GOAL OF THE EXERCISE: Reproduce the following material exactly, including every line.

EXTRACTED INFORMATION:
━━━━━━━━━━━━━━━━━━━━
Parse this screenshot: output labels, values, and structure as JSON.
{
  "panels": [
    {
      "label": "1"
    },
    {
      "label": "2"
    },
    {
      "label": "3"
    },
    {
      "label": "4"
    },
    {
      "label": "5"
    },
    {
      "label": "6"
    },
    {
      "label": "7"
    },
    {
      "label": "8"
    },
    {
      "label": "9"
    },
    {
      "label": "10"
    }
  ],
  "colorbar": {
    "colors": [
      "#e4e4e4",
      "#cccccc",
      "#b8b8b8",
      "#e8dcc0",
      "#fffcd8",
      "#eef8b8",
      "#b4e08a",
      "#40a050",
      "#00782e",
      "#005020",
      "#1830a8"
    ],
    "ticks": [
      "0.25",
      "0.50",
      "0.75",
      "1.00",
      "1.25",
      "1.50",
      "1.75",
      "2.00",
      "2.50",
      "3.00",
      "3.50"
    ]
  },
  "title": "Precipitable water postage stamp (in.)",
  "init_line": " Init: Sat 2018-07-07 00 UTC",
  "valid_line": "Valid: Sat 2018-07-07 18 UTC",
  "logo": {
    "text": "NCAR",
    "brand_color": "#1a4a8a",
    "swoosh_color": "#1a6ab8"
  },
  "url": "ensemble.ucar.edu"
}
━━━━━━━━━━━━━━━━━━━━
SOLUTION:
Parse this screenshot: output labels, values, and structure as JSON.
{
  "panels": [
    {
      "label": "1"
    },
    {
      "label": "2"
    },
    {
      "label": "3"
    },
    {
      "label": "4"
    },
    {
      "label": "5"
    },
    {
      "label": "6"
    },
    {
      "label": "7"
    },
    {
      "label": "8"
    },
    {
      "label": "9"
    },
    {
      "label": "10"
    }
  ],
  "colorbar": {
    "colors": [
      "#e4e4e4",
      "#cccccc",
      "#b8b8b8",
      "#e8dcc0",
      "#fffcd8",
      "#eef8b8",
      "#b4e08a",
      "#40a050",
      "#00782e",
      "#005020",
      "#1830a8"
    ],
    "ticks": [
      "0.25",
      "0.50",
      "0.75",
      "1.00",
      "1.25",
      "1.50",
      "1.75",
      "2.00",
      "2.50",
      "3.00",
      "3.50"
    ]
  },
  "title": "Precipitable water postage stamp (in.)",
  "init_line": " Init: Sat 2018-07-07 00 UTC",
  "valid_line": "Valid: Sat 2018-07-07 18 UTC",
  "logo": {
    "text": "NCAR",
    "brand_color": "#1a4a8a",
    "swoosh_color": "#1a6ab8"
  },
  "url": "ensemble.ucar.edu"
}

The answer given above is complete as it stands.